▸ **Exercise description**
Leave out the pictures and copy everything else below exactly.

==*==

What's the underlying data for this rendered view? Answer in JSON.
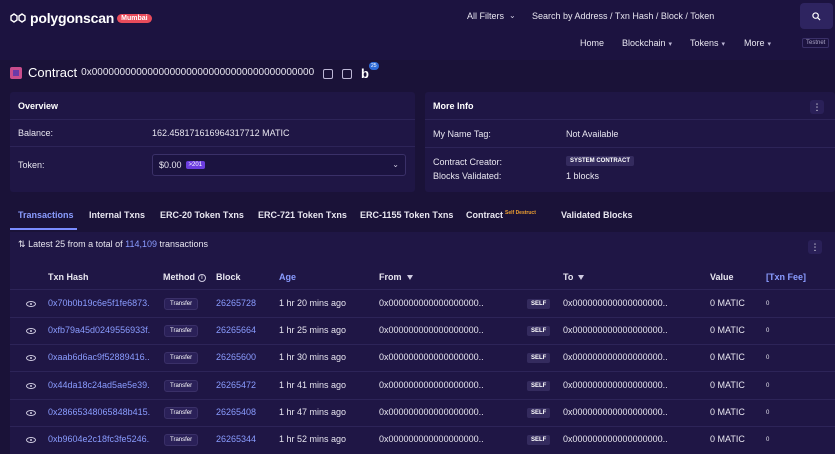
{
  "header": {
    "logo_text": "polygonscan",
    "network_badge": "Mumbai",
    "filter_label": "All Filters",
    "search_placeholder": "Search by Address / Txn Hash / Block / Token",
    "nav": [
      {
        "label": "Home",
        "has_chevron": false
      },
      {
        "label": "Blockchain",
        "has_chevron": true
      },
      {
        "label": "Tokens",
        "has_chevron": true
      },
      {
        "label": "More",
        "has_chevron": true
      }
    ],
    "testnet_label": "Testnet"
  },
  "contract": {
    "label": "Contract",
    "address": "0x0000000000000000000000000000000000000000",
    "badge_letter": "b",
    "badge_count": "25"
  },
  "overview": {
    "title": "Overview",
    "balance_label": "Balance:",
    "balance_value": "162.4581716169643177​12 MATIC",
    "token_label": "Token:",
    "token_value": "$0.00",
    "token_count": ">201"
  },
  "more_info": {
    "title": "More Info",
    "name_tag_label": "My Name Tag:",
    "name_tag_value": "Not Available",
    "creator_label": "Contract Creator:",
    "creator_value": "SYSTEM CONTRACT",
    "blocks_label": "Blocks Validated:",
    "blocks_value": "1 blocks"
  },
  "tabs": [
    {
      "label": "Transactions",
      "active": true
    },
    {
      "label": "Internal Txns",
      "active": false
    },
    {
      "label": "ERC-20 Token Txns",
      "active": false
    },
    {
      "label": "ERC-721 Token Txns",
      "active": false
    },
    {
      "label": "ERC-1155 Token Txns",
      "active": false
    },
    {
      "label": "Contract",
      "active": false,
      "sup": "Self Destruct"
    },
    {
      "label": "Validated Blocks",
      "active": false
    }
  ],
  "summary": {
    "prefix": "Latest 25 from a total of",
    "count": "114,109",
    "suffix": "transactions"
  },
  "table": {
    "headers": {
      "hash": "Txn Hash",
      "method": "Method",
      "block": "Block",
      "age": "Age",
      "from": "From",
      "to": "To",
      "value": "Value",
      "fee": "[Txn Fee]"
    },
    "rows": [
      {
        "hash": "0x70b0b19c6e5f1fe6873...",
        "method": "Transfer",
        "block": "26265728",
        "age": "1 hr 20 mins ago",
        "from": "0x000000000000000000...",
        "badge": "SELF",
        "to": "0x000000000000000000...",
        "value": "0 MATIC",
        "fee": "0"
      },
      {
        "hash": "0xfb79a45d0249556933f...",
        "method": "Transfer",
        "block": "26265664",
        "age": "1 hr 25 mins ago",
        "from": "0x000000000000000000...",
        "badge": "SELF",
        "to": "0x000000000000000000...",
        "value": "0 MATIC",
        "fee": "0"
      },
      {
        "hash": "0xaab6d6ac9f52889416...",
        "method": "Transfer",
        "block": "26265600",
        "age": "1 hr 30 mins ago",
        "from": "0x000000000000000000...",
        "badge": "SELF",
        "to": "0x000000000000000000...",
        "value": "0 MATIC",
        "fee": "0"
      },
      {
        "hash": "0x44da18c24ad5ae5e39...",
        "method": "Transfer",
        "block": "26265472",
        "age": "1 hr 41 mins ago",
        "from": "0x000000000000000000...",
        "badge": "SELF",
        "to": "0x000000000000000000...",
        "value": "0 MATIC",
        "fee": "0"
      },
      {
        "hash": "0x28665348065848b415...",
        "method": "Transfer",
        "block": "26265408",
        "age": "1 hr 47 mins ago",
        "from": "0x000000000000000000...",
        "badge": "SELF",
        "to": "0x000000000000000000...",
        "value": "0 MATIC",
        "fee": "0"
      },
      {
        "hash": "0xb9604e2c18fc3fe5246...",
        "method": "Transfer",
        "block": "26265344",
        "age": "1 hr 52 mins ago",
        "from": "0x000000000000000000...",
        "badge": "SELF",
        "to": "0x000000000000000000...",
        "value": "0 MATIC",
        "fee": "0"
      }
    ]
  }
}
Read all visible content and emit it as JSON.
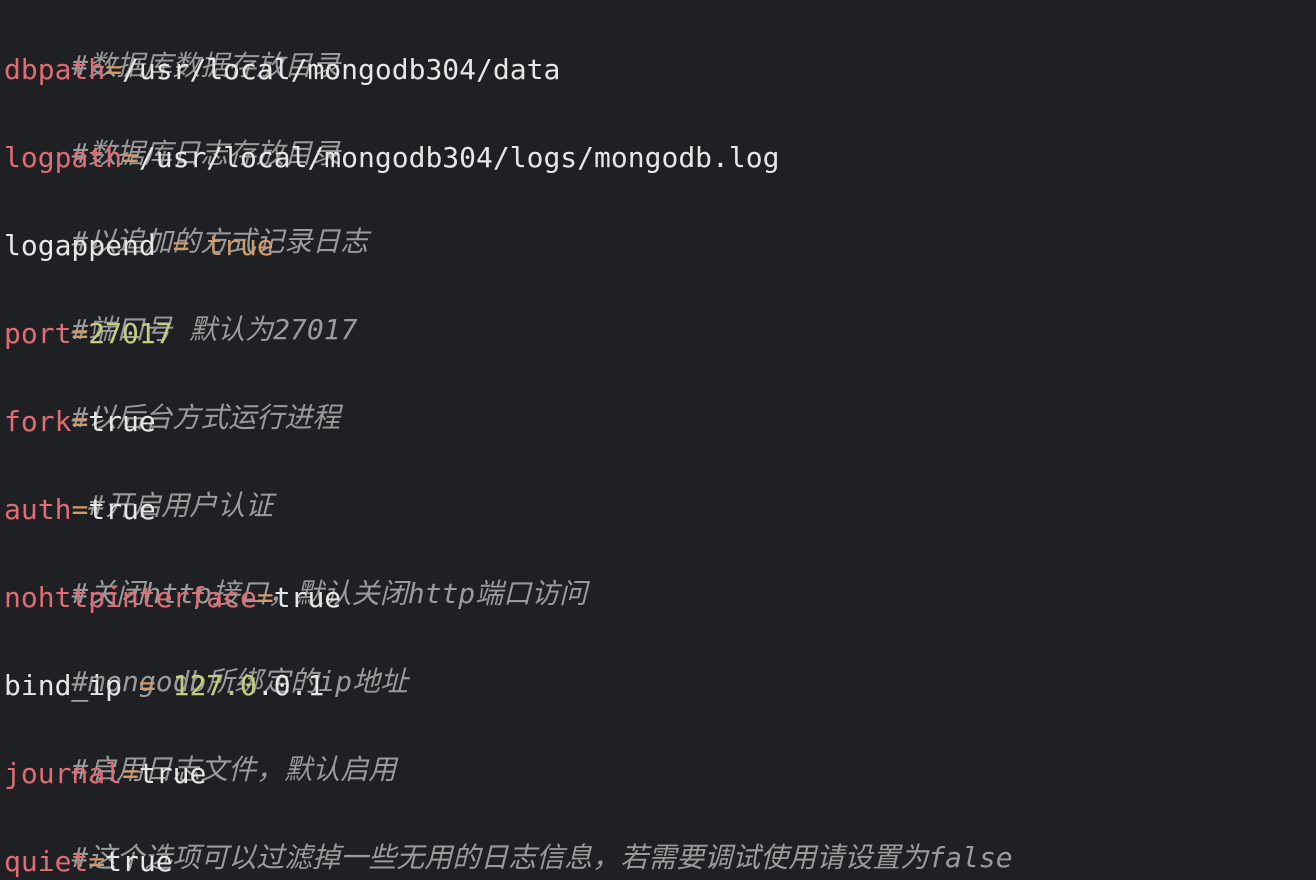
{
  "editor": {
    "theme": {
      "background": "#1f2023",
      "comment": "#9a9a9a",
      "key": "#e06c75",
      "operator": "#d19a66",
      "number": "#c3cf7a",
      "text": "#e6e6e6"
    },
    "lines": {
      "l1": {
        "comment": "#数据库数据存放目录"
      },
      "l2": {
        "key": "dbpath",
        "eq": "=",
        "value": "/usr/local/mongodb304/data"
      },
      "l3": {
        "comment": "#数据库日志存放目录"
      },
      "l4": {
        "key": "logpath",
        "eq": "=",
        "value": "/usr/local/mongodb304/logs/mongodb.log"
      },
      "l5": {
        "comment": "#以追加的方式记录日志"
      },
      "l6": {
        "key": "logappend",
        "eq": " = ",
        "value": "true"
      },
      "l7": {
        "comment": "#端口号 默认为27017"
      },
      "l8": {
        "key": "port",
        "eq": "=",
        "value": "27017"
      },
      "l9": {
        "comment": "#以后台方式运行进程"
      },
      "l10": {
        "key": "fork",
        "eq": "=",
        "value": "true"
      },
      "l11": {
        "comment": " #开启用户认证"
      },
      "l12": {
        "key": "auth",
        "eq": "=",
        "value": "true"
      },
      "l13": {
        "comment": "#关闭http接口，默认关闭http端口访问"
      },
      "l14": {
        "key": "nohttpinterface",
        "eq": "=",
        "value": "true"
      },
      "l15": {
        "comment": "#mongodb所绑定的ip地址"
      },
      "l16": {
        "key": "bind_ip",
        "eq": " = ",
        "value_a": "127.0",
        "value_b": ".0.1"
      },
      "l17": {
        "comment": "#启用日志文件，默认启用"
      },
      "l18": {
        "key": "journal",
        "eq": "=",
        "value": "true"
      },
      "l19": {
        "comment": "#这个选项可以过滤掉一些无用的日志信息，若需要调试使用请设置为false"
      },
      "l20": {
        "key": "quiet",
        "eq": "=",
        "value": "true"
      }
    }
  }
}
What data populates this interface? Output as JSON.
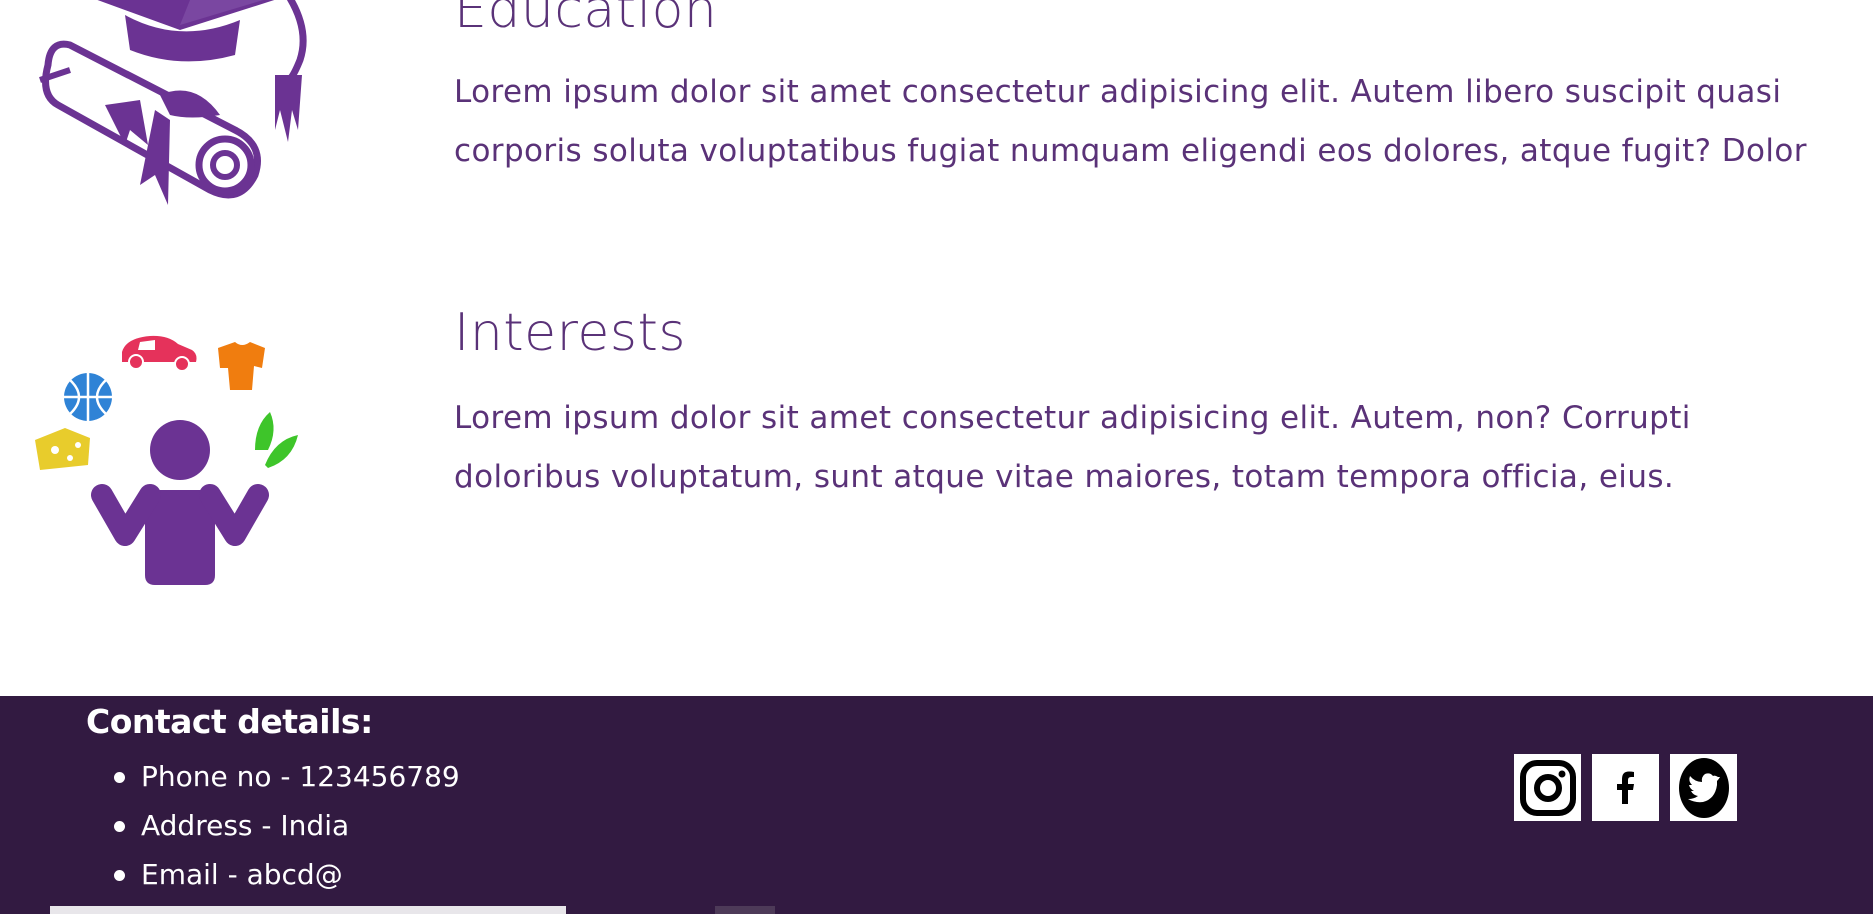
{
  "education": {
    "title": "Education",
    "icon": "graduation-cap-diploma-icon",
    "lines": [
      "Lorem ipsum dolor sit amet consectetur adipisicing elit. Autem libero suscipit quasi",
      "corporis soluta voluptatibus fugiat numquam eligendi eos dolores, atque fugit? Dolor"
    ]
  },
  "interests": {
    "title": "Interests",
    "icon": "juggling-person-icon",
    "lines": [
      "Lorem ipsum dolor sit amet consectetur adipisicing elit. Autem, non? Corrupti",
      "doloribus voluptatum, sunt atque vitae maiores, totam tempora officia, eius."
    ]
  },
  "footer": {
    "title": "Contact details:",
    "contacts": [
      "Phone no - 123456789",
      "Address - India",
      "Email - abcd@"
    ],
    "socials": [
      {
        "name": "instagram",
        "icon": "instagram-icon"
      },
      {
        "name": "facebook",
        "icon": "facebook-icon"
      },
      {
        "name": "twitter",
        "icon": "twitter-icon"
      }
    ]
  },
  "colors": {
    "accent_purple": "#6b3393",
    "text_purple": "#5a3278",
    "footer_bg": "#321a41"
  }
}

==*==

▸ **Exercise answer**
What's the underlying data for this rendered view? Answer in JSON.
{
  "header": {
    "logo_text": "polygonscan",
    "network_badge": "Mumbai",
    "filter_label": "All Filters",
    "search_placeholder": "Search by Address / Txn Hash / Block / Token",
    "nav": [
      {
        "label": "Home",
        "has_chevron": false
      },
      {
        "label": "Blockchain",
        "has_chevron": true
      },
      {
        "label": "Tokens",
        "has_chevron": true
      },
      {
        "label": "More",
        "has_chevron": true
      }
    ],
    "testnet_label": "Testnet"
  },
  "contract": {
    "label": "Contract",
    "address": "0x0000000000000000000000000000000000000000",
    "badge_letter": "b",
    "badge_count": "25"
  },
  "overview": {
    "title": "Overview",
    "balance_label": "Balance:",
    "balance_value": "162.4581716169643177​12 MATIC",
    "token_label": "Token:",
    "token_value": "$0.00",
    "token_count": ">201"
  },
  "more_info": {
    "title": "More Info",
    "name_tag_label": "My Name Tag:",
    "name_tag_value": "Not Available",
    "creator_label": "Contract Creator:",
    "creator_value": "SYSTEM CONTRACT",
    "blocks_label": "Blocks Validated:",
    "blocks_value": "1 blocks"
  },
  "tabs": [
    {
      "label": "Transactions",
      "active": true
    },
    {
      "label": "Internal Txns",
      "active": false
    },
    {
      "label": "ERC-20 Token Txns",
      "active": false
    },
    {
      "label": "ERC-721 Token Txns",
      "active": false
    },
    {
      "label": "ERC-1155 Token Txns",
      "active": false
    },
    {
      "label": "Contract",
      "active": false,
      "sup": "Self Destruct"
    },
    {
      "label": "Validated Blocks",
      "active": false
    }
  ],
  "summary": {
    "prefix": "Latest 25 from a total of",
    "count": "114,109",
    "suffix": "transactions"
  },
  "table": {
    "headers": {
      "hash": "Txn Hash",
      "method": "Method",
      "block": "Block",
      "age": "Age",
      "from": "From",
      "to": "To",
      "value": "Value",
      "fee": "[Txn Fee]"
    },
    "rows": [
      {
        "hash": "0x70b0b19c6e5f1fe6873...",
        "method": "Transfer",
        "block": "26265728",
        "age": "1 hr 20 mins ago",
        "from": "0x000000000000000000...",
        "badge": "SELF",
        "to": "0x000000000000000000...",
        "value": "0 MATIC",
        "fee": "0"
      },
      {
        "hash": "0xfb79a45d0249556933f...",
        "method": "Transfer",
        "block": "26265664",
        "age": "1 hr 25 mins ago",
        "from": "0x000000000000000000...",
        "badge": "SELF",
        "to": "0x000000000000000000...",
        "value": "0 MATIC",
        "fee": "0"
      },
      {
        "hash": "0xaab6d6ac9f52889416...",
        "method": "Transfer",
        "block": "26265600",
        "age": "1 hr 30 mins ago",
        "from": "0x000000000000000000...",
        "badge": "SELF",
        "to": "0x000000000000000000...",
        "value": "0 MATIC",
        "fee": "0"
      },
      {
        "hash": "0x44da18c24ad5ae5e39...",
        "method": "Transfer",
        "block": "26265472",
        "age": "1 hr 41 mins ago",
        "from": "0x000000000000000000...",
        "badge": "SELF",
        "to": "0x000000000000000000...",
        "value": "0 MATIC",
        "fee": "0"
      },
      {
        "hash": "0x28665348065848b415...",
        "method": "Transfer",
        "block": "26265408",
        "age": "1 hr 47 mins ago",
        "from": "0x000000000000000000...",
        "badge": "SELF",
        "to": "0x000000000000000000...",
        "value": "0 MATIC",
        "fee": "0"
      },
      {
        "hash": "0xb9604e2c18fc3fe5246...",
        "method": "Transfer",
        "block": "26265344",
        "age": "1 hr 52 mins ago",
        "from": "0x000000000000000000...",
        "badge": "SELF",
        "to": "0x000000000000000000...",
        "value": "0 MATIC",
        "fee": "0"
      }
    ]
  }
}
Read all visible content and emit it as JSON.
{
  "editor": {
    "theme": {
      "background": "#1f2023",
      "comment": "#9a9a9a",
      "key": "#e06c75",
      "operator": "#d19a66",
      "number": "#c3cf7a",
      "text": "#e6e6e6"
    },
    "lines": {
      "l1": {
        "comment": "#数据库数据存放目录"
      },
      "l2": {
        "key": "dbpath",
        "eq": "=",
        "value": "/usr/local/mongodb304/data"
      },
      "l3": {
        "comment": "#数据库日志存放目录"
      },
      "l4": {
        "key": "logpath",
        "eq": "=",
        "value": "/usr/local/mongodb304/logs/mongodb.log"
      },
      "l5": {
        "comment": "#以追加的方式记录日志"
      },
      "l6": {
        "key": "logappend",
        "eq": " = ",
        "value": "true"
      },
      "l7": {
        "comment": "#端口号 默认为27017"
      },
      "l8": {
        "key": "port",
        "eq": "=",
        "value": "27017"
      },
      "l9": {
        "comment": "#以后台方式运行进程"
      },
      "l10": {
        "key": "fork",
        "eq": "=",
        "value": "true"
      },
      "l11": {
        "comment": " #开启用户认证"
      },
      "l12": {
        "key": "auth",
        "eq": "=",
        "value": "true"
      },
      "l13": {
        "comment": "#关闭http接口，默认关闭http端口访问"
      },
      "l14": {
        "key": "nohttpinterface",
        "eq": "=",
        "value": "true"
      },
      "l15": {
        "comment": "#mongodb所绑定的ip地址"
      },
      "l16": {
        "key": "bind_ip",
        "eq": " = ",
        "value_a": "127.0",
        "value_b": ".0.1"
      },
      "l17": {
        "comment": "#启用日志文件，默认启用"
      },
      "l18": {
        "key": "journal",
        "eq": "=",
        "value": "true"
      },
      "l19": {
        "comment": "#这个选项可以过滤掉一些无用的日志信息，若需要调试使用请设置为false"
      },
      "l20": {
        "key": "quiet",
        "eq": "=",
        "value": "true"
      }
    }
  }
}
What data populates this interface? Output as JSON.
{
  "education": {
    "title": "Education",
    "icon": "graduation-cap-diploma-icon",
    "lines": [
      "Lorem ipsum dolor sit amet consectetur adipisicing elit. Autem libero suscipit quasi",
      "corporis soluta voluptatibus fugiat numquam eligendi eos dolores, atque fugit? Dolor"
    ]
  },
  "interests": {
    "title": "Interests",
    "icon": "juggling-person-icon",
    "lines": [
      "Lorem ipsum dolor sit amet consectetur adipisicing elit. Autem, non? Corrupti",
      "doloribus voluptatum, sunt atque vitae maiores, totam tempora officia, eius."
    ]
  },
  "footer": {
    "title": "Contact details:",
    "contacts": [
      "Phone no - 123456789",
      "Address - India",
      "Email - abcd@"
    ],
    "socials": [
      {
        "name": "instagram",
        "icon": "instagram-icon"
      },
      {
        "name": "facebook",
        "icon": "facebook-icon"
      },
      {
        "name": "twitter",
        "icon": "twitter-icon"
      }
    ]
  },
  "colors": {
    "accent_purple": "#6b3393",
    "text_purple": "#5a3278",
    "footer_bg": "#321a41"
  }
}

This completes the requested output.